### SELECTION
After that, it's trivial to remove the placeholders:

fake_milestones.each do |fake|
  github.delete_milestone(repo, fake)
end

Issues, PRs, and comments

We'll do all of issues, pull requests and comments in a single loop through the issues.

(This strikes some compromises that are harder to defend. The most complete approach, at least with the objects we'd retrieved thus far, would take separate passes for issue / PR creation, adding comments in the right order, and closing the issues if appropriate. The Octokit comment object does not include a direct reference to the issue number, though, and while extracting it is trivial, I just wanted to be done.)

First, we'll load the files, extract useful identifiers, and create the issue. Since issues are also auto-numbered but cannot be deleted, we'll also guard against the possibility of duplicating issues we had already added:

issuesAndPRs = JSON.parse(File.read('issuesAndPRs.json'), {symbolize_names: true}).sort_by { |p| p[:number] }
pulls = JSON.parse(File.read('pulls.json'), {symbolize_names: true}).sort_by { |p| p[:number] }
comments = JSON.parse(File.read('comments.json'), {symbolize_names: true}).sort_by { |p| p[:id] }

# In case uploading was interrupted, note the uploaded issues
issues_uploaded = github.issues(repo, {state: :all, sort: :created, direction: :desc})

issuesAndPRs.each do |i|
  # Extract identifiers from the issue
  # Skip existing issues
  issue_number = i[:number]
  unless issues_uploaded.empty?
    last_issue_id = issues_uploaded[0][:number]
    if issue_number <= last_issue_id
      next
    end
  end

  issue_url = i[:url]
  issue_labels = i[:labels].map { |l| l[:name] }
  begin
    issue_milestone = i[:milestone][:number]
  rescue Exception
    issue_milestone = nil
  end

  # Create issue
  sleep(3) # to avoid rate limiting
  github.create_issue(repo, i[:title], i[:body], {milestone: issue_milestone, labels: issue_labels})
end

But instead of closing the loop and going to the next issue, we'll do three more things. First, if the original issue was actually a pull request, we'll convert it into a PR or at least note the origin:

if i.key?(:pull_request)

### REQUIRED ACTIONS
1 – In the issue-migration excerpt, what reason does the code comment give for the three-second sleep before each issue is created?
2 – From the issue-migration excerpt, copy the part that opens with the words containing "After that, it's" and closes with "through the issues.".

### PROVIDED MATERIAL

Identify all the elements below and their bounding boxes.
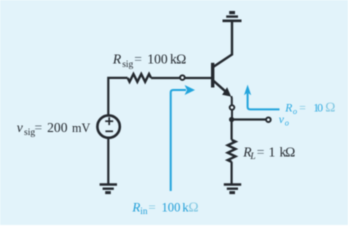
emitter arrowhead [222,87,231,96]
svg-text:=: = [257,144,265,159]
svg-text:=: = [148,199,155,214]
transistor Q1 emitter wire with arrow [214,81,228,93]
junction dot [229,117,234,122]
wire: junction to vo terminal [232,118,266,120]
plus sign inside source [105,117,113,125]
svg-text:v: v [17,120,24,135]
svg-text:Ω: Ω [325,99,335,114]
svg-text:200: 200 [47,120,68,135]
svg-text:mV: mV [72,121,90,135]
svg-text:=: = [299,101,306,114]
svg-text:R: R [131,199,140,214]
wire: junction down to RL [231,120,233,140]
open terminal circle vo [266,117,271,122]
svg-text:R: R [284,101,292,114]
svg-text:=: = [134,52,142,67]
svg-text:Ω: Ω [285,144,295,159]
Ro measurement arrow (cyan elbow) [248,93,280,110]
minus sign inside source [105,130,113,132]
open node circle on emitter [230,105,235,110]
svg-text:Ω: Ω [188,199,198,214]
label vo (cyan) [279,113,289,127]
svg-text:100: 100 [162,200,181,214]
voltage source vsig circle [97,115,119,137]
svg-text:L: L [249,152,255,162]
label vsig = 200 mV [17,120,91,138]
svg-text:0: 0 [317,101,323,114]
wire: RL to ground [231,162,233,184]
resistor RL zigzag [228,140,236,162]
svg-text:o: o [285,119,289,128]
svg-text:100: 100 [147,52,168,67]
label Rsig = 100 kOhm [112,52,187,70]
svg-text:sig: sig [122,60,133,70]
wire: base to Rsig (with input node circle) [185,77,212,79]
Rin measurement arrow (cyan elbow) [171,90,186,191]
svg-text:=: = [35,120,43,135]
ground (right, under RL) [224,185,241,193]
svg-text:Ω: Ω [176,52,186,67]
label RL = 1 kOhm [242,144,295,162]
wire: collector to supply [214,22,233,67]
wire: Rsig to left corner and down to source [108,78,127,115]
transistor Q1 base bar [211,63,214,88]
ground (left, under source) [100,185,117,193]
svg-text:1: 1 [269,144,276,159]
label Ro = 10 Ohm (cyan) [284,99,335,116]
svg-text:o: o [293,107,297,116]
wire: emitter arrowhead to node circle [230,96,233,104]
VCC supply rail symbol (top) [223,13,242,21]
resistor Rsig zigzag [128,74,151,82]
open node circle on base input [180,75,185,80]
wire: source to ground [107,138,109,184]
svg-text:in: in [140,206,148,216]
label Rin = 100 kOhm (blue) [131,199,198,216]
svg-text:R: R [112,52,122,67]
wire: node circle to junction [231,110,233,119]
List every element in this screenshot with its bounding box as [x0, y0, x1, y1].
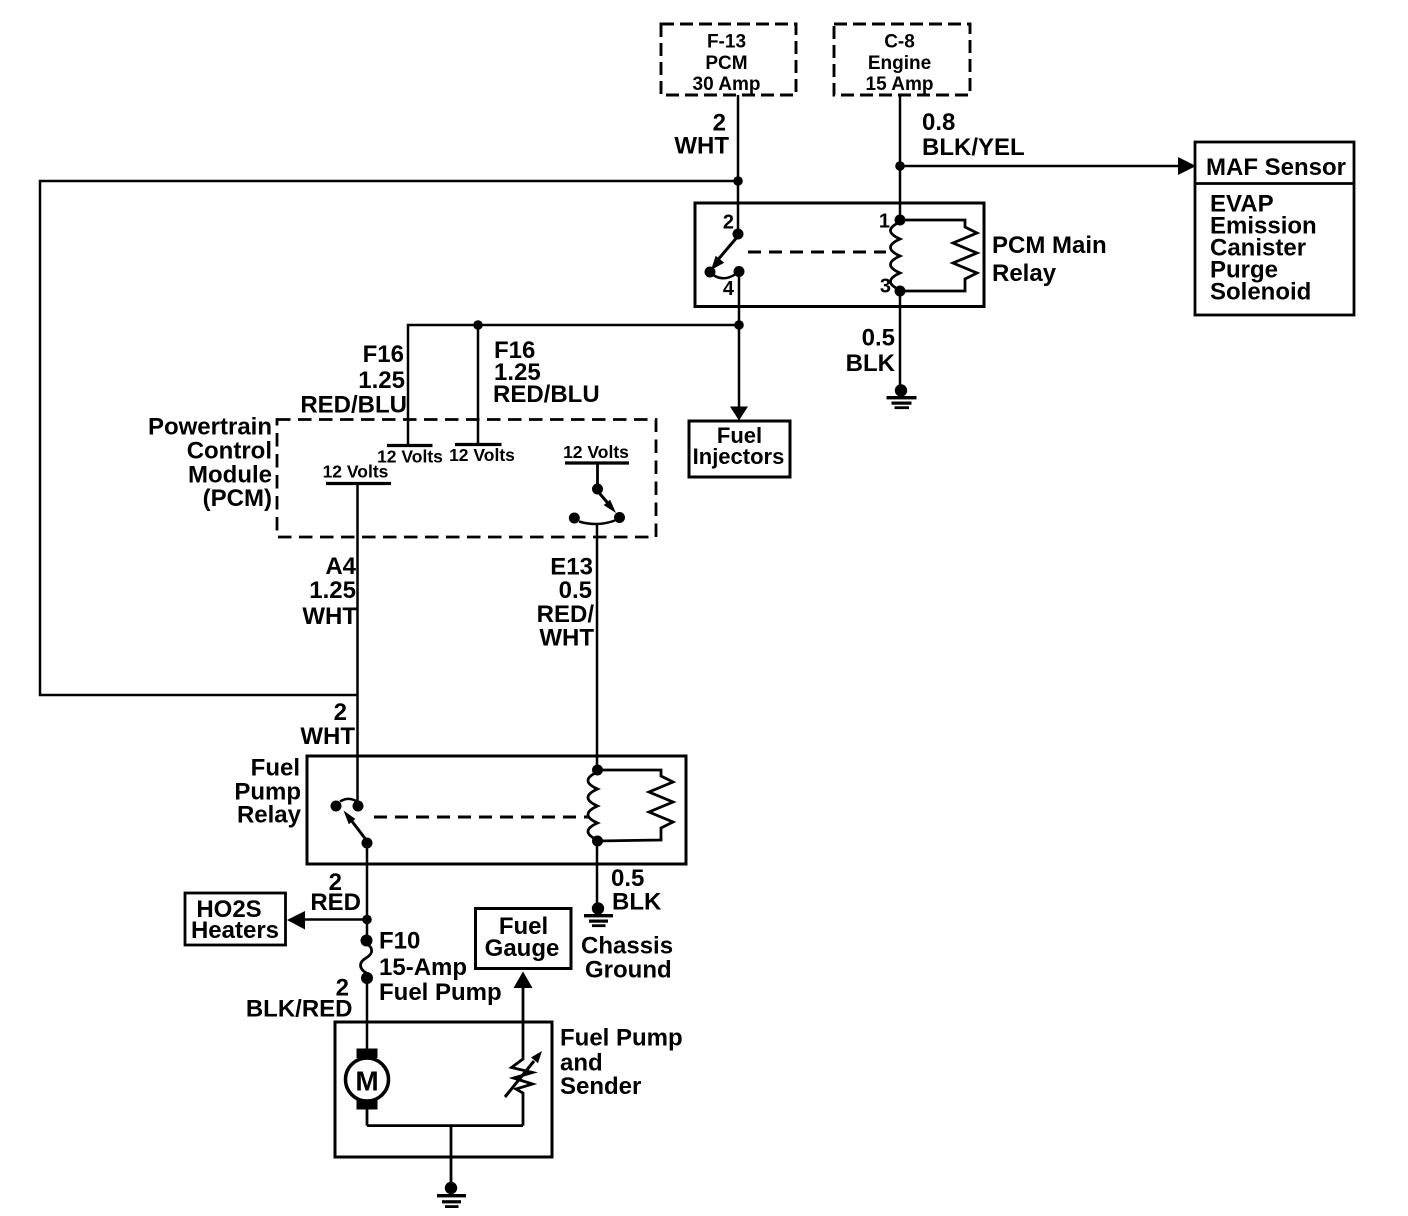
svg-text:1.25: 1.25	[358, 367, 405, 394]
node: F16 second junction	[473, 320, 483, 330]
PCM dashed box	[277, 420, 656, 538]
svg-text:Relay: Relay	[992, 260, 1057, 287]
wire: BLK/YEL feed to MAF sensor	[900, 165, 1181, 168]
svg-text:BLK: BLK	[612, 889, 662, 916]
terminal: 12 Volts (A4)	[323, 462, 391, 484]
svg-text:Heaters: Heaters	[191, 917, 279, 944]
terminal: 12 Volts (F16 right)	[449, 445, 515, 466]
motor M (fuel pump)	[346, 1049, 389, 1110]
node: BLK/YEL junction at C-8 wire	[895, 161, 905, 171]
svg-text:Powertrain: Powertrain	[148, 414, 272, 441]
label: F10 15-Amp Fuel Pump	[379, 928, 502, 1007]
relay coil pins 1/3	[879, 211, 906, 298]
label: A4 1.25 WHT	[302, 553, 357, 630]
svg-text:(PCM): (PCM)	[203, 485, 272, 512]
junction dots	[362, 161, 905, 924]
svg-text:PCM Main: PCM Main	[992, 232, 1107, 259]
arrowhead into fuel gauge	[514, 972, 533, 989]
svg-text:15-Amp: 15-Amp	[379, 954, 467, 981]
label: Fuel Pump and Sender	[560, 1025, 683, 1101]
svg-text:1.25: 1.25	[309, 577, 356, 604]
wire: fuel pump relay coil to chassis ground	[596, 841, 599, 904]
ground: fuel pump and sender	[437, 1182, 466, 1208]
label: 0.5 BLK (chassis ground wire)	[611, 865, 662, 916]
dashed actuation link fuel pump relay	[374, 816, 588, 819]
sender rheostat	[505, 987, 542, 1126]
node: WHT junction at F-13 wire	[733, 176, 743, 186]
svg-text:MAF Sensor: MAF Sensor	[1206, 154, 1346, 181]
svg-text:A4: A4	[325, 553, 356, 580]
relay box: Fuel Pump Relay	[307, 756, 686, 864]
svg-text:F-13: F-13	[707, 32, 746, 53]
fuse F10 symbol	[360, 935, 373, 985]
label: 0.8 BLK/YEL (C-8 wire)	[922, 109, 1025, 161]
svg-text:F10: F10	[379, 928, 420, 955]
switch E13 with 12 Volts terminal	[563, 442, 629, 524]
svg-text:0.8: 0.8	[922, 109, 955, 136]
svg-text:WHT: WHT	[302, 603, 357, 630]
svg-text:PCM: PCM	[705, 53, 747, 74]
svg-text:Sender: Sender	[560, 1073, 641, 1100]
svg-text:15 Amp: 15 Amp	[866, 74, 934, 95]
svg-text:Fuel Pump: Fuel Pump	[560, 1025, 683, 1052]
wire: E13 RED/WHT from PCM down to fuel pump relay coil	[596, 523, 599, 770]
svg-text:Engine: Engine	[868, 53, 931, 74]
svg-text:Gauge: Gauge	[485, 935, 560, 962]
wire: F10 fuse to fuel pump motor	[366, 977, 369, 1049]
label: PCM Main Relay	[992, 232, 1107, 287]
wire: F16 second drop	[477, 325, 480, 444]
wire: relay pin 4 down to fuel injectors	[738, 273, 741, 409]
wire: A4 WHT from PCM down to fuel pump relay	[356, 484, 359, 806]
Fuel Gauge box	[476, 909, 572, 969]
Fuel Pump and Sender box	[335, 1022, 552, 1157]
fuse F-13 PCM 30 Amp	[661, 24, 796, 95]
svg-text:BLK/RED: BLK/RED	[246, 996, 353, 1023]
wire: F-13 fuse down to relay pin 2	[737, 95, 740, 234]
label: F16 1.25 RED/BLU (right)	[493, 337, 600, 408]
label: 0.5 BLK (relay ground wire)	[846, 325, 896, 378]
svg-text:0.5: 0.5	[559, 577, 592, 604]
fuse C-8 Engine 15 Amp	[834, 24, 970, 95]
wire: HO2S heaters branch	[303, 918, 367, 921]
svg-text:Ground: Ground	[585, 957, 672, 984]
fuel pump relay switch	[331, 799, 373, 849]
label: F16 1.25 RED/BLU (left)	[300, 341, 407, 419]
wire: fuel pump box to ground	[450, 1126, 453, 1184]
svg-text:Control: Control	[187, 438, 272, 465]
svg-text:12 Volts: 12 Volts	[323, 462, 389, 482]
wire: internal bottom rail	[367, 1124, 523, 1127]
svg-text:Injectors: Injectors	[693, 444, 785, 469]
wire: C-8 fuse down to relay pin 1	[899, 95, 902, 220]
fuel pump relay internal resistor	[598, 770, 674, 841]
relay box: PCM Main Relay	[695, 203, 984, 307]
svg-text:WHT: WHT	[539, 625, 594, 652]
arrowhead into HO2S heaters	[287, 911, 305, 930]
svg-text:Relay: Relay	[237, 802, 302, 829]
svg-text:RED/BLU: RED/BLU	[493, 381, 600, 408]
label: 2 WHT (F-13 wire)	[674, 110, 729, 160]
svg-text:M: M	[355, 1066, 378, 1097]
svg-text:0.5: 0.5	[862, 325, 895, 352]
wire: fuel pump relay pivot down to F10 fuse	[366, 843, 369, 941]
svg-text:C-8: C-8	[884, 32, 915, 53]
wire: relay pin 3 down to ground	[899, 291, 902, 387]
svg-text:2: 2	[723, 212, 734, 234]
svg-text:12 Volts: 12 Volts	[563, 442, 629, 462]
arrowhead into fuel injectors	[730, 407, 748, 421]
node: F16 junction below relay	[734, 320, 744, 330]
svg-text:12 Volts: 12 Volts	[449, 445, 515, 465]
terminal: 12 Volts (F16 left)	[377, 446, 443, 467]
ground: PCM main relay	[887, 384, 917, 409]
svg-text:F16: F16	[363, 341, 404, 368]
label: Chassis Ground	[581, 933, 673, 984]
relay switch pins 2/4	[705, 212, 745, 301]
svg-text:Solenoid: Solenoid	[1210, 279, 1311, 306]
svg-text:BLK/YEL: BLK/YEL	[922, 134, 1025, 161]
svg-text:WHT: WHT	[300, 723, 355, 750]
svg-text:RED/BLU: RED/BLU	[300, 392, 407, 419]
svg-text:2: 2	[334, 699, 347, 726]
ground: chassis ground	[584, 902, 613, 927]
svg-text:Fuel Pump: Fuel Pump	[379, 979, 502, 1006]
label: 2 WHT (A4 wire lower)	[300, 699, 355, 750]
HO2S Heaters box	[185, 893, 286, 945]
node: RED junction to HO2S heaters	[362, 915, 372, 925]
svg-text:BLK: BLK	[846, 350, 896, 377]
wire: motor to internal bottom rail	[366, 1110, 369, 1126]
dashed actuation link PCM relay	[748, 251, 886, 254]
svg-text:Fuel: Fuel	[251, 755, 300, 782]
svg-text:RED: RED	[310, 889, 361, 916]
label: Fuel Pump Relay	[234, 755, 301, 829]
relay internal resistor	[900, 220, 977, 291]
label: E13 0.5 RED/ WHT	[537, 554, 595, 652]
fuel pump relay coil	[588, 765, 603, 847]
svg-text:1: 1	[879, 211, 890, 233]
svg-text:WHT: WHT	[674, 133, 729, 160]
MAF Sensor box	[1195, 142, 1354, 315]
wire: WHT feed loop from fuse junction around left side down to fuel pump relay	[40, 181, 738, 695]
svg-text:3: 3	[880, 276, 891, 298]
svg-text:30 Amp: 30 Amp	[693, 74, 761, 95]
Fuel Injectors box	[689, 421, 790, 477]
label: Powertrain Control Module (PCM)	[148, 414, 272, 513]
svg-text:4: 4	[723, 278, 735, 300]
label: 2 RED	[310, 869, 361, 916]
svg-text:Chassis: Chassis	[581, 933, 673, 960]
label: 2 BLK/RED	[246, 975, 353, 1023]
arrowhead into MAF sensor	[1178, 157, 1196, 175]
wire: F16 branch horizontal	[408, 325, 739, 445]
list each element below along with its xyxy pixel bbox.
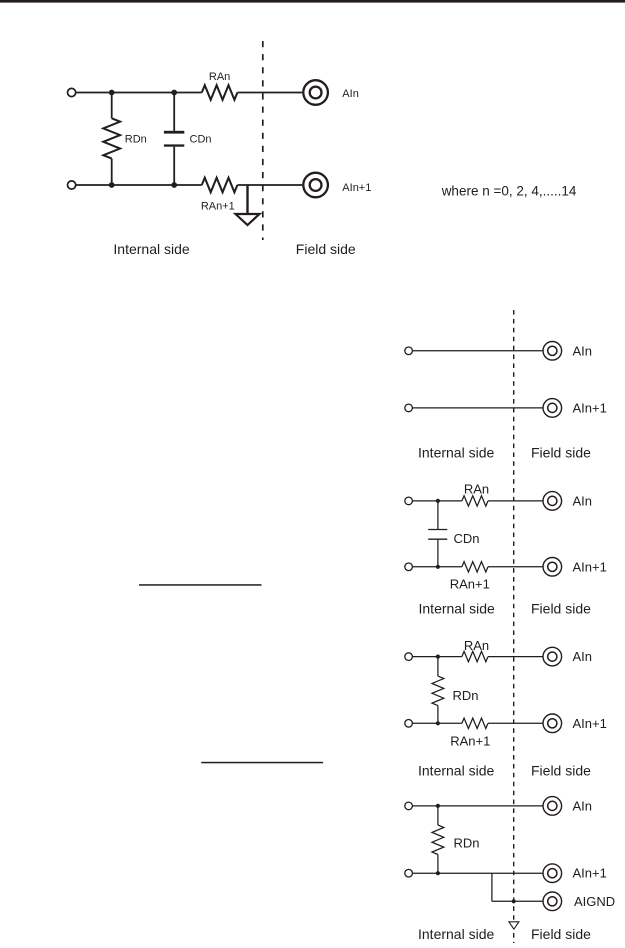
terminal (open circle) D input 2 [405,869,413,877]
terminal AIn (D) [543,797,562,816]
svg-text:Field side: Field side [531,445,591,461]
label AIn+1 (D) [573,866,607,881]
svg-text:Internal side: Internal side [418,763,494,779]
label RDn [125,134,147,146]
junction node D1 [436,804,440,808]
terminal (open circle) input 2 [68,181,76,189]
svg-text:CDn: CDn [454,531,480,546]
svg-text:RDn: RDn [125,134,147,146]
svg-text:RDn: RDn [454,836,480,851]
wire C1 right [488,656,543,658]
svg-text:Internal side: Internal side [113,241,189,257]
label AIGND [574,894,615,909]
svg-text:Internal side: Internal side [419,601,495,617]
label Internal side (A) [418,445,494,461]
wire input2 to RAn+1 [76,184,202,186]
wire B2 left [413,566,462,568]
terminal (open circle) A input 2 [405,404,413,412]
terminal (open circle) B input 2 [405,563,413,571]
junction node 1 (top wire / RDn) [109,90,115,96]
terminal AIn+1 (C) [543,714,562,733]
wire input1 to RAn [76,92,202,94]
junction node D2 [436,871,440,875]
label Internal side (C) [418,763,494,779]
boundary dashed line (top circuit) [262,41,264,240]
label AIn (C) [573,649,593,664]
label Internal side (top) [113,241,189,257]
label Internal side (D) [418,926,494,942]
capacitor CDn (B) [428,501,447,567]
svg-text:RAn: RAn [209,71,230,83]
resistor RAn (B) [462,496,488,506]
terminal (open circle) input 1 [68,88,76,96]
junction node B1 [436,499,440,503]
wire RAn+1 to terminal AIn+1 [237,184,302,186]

### RESULTS FOR EACH TASK
1 – To avoid rate limiting.

2 –
After that, it's trivial to remove the placeholders:

fake_milestones.each do |fake|
  github.delete_milestone(repo, fake)
end

Issues, PRs, and comments

We'll do all of issues, pull requests and comments in a single loop through the issues.